Repeat the material exactly, every line of it.

# START OF Material for this task

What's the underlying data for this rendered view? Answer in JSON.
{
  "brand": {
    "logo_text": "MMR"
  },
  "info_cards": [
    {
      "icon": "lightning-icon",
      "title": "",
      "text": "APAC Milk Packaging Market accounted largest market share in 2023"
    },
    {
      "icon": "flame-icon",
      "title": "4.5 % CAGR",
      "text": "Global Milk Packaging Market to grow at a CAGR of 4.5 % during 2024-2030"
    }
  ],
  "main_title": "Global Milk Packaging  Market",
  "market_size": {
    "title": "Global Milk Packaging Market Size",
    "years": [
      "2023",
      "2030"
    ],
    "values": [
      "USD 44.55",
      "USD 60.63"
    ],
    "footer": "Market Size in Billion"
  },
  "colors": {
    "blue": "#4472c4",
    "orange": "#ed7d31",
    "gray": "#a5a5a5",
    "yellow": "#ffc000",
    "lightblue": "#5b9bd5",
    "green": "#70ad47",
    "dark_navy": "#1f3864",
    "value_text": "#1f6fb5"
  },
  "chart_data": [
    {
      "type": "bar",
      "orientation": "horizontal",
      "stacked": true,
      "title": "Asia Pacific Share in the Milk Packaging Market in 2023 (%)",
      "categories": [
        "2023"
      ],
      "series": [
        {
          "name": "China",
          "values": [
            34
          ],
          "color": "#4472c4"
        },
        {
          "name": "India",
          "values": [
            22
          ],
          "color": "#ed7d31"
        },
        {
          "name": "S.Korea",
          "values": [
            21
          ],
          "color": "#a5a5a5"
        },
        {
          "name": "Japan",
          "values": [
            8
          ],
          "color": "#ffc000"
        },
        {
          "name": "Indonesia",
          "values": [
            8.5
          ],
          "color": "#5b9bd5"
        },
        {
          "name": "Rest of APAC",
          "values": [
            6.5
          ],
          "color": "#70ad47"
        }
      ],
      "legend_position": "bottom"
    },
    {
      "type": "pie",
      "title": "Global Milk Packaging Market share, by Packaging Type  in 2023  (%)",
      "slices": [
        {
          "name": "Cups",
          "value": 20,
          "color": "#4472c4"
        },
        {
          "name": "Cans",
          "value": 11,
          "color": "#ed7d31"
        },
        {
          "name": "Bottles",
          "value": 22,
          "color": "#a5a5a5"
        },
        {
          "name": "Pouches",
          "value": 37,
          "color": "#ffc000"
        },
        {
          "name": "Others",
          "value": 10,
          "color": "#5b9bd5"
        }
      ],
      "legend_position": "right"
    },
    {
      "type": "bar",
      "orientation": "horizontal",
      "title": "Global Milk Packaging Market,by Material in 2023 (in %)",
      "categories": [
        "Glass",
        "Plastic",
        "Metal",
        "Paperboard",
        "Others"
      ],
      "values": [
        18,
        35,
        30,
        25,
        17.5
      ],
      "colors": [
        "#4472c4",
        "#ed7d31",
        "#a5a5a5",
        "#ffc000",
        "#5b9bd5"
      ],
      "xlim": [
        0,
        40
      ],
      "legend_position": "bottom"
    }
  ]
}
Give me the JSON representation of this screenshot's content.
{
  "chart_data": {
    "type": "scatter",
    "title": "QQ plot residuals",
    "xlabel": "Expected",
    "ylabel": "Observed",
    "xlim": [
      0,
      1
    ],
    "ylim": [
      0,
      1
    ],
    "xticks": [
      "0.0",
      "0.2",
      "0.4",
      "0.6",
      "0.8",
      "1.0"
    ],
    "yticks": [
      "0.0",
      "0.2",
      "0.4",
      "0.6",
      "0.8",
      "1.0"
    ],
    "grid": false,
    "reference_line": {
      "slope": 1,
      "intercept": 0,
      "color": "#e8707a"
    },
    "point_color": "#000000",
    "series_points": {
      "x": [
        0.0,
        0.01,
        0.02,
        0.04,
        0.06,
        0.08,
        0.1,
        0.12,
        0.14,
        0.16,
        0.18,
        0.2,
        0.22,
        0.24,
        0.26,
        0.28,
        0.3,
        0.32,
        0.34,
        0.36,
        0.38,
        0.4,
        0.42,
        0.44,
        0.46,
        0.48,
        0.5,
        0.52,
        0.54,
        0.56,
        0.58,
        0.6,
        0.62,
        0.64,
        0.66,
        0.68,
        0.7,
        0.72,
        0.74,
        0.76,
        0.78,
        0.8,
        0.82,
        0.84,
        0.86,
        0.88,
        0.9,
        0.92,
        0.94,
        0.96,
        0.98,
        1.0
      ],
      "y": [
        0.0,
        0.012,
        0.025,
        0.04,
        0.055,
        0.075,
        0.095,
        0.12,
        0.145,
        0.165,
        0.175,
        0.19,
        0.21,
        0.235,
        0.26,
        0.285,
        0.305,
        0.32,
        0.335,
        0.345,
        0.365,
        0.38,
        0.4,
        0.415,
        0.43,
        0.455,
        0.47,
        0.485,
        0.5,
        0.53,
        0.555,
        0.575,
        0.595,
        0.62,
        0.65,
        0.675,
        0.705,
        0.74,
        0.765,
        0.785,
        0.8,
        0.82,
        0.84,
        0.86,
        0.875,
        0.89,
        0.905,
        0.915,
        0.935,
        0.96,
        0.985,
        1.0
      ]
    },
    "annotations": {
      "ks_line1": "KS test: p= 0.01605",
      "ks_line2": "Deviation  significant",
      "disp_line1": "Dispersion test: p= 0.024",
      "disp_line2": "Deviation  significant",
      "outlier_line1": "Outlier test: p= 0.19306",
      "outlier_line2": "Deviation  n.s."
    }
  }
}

# END OF Material for this task

The output:
What's the underlying data for this rendered view? Answer in JSON.
{
  "brand": {
    "logo_text": "MMR"
  },
  "info_cards": [
    {
      "icon": "lightning-icon",
      "title": "",
      "text": "APAC Milk Packaging Market accounted largest market share in 2023"
    },
    {
      "icon": "flame-icon",
      "title": "4.5 % CAGR",
      "text": "Global Milk Packaging Market to grow at a CAGR of 4.5 % during 2024-2030"
    }
  ],
  "main_title": "Global Milk Packaging  Market",
  "market_size": {
    "title": "Global Milk Packaging Market Size",
    "years": [
      "2023",
      "2030"
    ],
    "values": [
      "USD 44.55",
      "USD 60.63"
    ],
    "footer": "Market Size in Billion"
  },
  "colors": {
    "blue": "#4472c4",
    "orange": "#ed7d31",
    "gray": "#a5a5a5",
    "yellow": "#ffc000",
    "lightblue": "#5b9bd5",
    "green": "#70ad47",
    "dark_navy": "#1f3864",
    "value_text": "#1f6fb5"
  },
  "chart_data": [
    {
      "type": "bar",
      "orientation": "horizontal",
      "stacked": true,
      "title": "Asia Pacific Share in the Milk Packaging Market in 2023 (%)",
      "categories": [
        "2023"
      ],
      "series": [
        {
          "name": "China",
          "values": [
            34
          ],
          "color": "#4472c4"
        },
        {
          "name": "India",
          "values": [
            22
          ],
          "color": "#ed7d31"
        },
        {
          "name": "S.Korea",
          "values": [
            21
          ],
          "color": "#a5a5a5"
        },
        {
          "name": "Japan",
          "values": [
            8
          ],
          "color": "#ffc000"
        },
        {
          "name": "Indonesia",
          "values": [
            8.5
          ],
          "color": "#5b9bd5"
        },
        {
          "name": "Rest of APAC",
          "values": [
            6.5
          ],
          "color": "#70ad47"
        }
      ],
      "legend_position": "bottom"
    },
    {
      "type": "pie",
      "title": "Global Milk Packaging Market share, by Packaging Type  in 2023  (%)",
      "slices": [
        {
          "name": "Cups",
          "value": 20,
          "color": "#4472c4"
        },
        {
          "name": "Cans",
          "value": 11,
          "color": "#ed7d31"
        },
        {
          "name": "Bottles",
          "value": 22,
          "color": "#a5a5a5"
        },
        {
          "name": "Pouches",
          "value": 37,
          "color": "#ffc000"
        },
        {
          "name": "Others",
          "value": 10,
          "color": "#5b9bd5"
        }
      ],
      "legend_position": "right"
    },
    {
      "type": "bar",
      "orientation": "horizontal",
      "title": "Global Milk Packaging Market,by Material in 2023 (in %)",
      "categories": [
        "Glass",
        "Plastic",
        "Metal",
        "Paperboard",
        "Others"
      ],
      "values": [
        18,
        35,
        30,
        25,
        17.5
      ],
      "colors": [
        "#4472c4",
        "#ed7d31",
        "#a5a5a5",
        "#ffc000",
        "#5b9bd5"
      ],
      "xlim": [
        0,
        40
      ],
      "legend_position": "bottom"
    }
  ]
}
Give me the JSON representation of this screenshot's content.
{
  "chart_data": {
    "type": "scatter",
    "title": "QQ plot residuals",
    "xlabel": "Expected",
    "ylabel": "Observed",
    "xlim": [
      0,
      1
    ],
    "ylim": [
      0,
      1
    ],
    "xticks": [
      "0.0",
      "0.2",
      "0.4",
      "0.6",
      "0.8",
      "1.0"
    ],
    "yticks": [
      "0.0",
      "0.2",
      "0.4",
      "0.6",
      "0.8",
      "1.0"
    ],
    "grid": false,
    "reference_line": {
      "slope": 1,
      "intercept": 0,
      "color": "#e8707a"
    },
    "point_color": "#000000",
    "series_points": {
      "x": [
        0.0,
        0.01,
        0.02,
        0.04,
        0.06,
        0.08,
        0.1,
        0.12,
        0.14,
        0.16,
        0.18,
        0.2,
        0.22,
        0.24,
        0.26,
        0.28,
        0.3,
        0.32,
        0.34,
        0.36,
        0.38,
        0.4,
        0.42,
        0.44,
        0.46,
        0.48,
        0.5,
        0.52,
        0.54,
        0.56,
        0.58,
        0.6,
        0.62,
        0.64,
        0.66,
        0.68,
        0.7,
        0.72,
        0.74,
        0.76,
        0.78,
        0.8,
        0.82,
        0.84,
        0.86,
        0.88,
        0.9,
        0.92,
        0.94,
        0.96,
        0.98,
        1.0
      ],
      "y": [
        0.0,
        0.012,
        0.025,
        0.04,
        0.055,
        0.075,
        0.095,
        0.12,
        0.145,
        0.165,
        0.175,
        0.19,
        0.21,
        0.235,
        0.26,
        0.285,
        0.305,
        0.32,
        0.335,
        0.345,
        0.365,
        0.38,
        0.4,
        0.415,
        0.43,
        0.455,
        0.47,
        0.485,
        0.5,
        0.53,
        0.555,
        0.575,
        0.595,
        0.62,
        0.65,
        0.675,
        0.705,
        0.74,
        0.765,
        0.785,
        0.8,
        0.82,
        0.84,
        0.86,
        0.875,
        0.89,
        0.905,
        0.915,
        0.935,
        0.96,
        0.985,
        1.0
      ]
    },
    "annotations": {
      "ks_line1": "KS test: p= 0.01605",
      "ks_line2": "Deviation  significant",
      "disp_line1": "Dispersion test: p= 0.024",
      "disp_line2": "Deviation  significant",
      "outlier_line1": "Outlier test: p= 0.19306",
      "outlier_line2": "Deviation  n.s."
    }
  }
}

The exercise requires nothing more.